[Data records]
□ □ □ □ □

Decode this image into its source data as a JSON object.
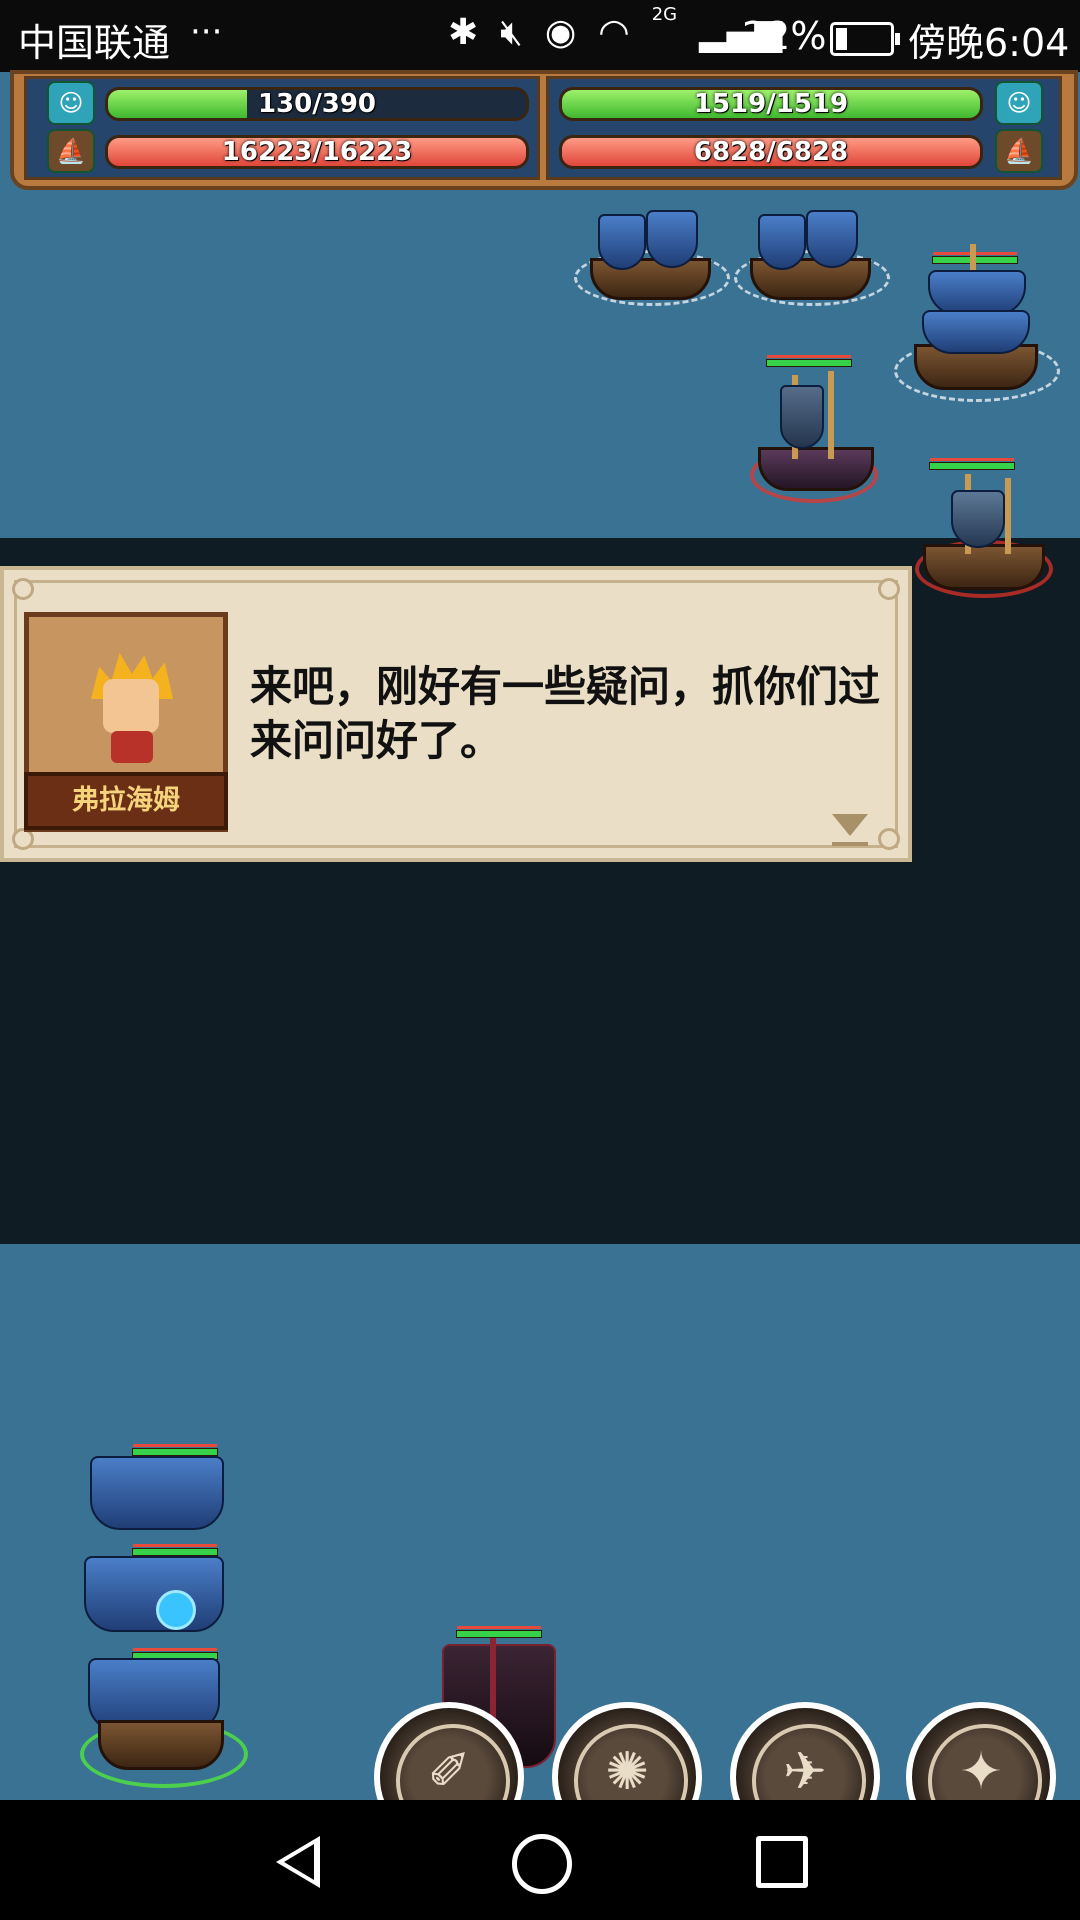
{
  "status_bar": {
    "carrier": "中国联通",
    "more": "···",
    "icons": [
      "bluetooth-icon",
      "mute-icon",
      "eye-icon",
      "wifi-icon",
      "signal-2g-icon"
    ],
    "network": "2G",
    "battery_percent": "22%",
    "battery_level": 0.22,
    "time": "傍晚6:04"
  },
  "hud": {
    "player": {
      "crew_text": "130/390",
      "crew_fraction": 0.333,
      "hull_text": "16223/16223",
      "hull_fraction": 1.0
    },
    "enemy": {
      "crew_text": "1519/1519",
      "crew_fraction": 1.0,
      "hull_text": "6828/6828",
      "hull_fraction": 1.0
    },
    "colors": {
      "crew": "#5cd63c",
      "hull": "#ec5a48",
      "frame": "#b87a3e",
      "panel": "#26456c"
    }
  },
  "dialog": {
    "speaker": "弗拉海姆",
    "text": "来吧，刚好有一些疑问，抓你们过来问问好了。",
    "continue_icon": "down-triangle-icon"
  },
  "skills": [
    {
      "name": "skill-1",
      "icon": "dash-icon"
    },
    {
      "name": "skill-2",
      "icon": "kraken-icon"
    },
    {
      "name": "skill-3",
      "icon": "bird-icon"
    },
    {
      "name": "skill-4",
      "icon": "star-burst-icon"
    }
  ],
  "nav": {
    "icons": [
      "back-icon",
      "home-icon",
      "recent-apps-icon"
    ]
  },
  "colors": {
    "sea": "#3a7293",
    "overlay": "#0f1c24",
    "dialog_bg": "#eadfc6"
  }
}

□ □ □ □ □

=== What to produce ===
Your task is to collect every line above that contains the word "name".

=== Reply to the exercise ===
      "name": "skill-1",
      "name": "skill-2",
      "name": "skill-3",
      "name": "skill-4",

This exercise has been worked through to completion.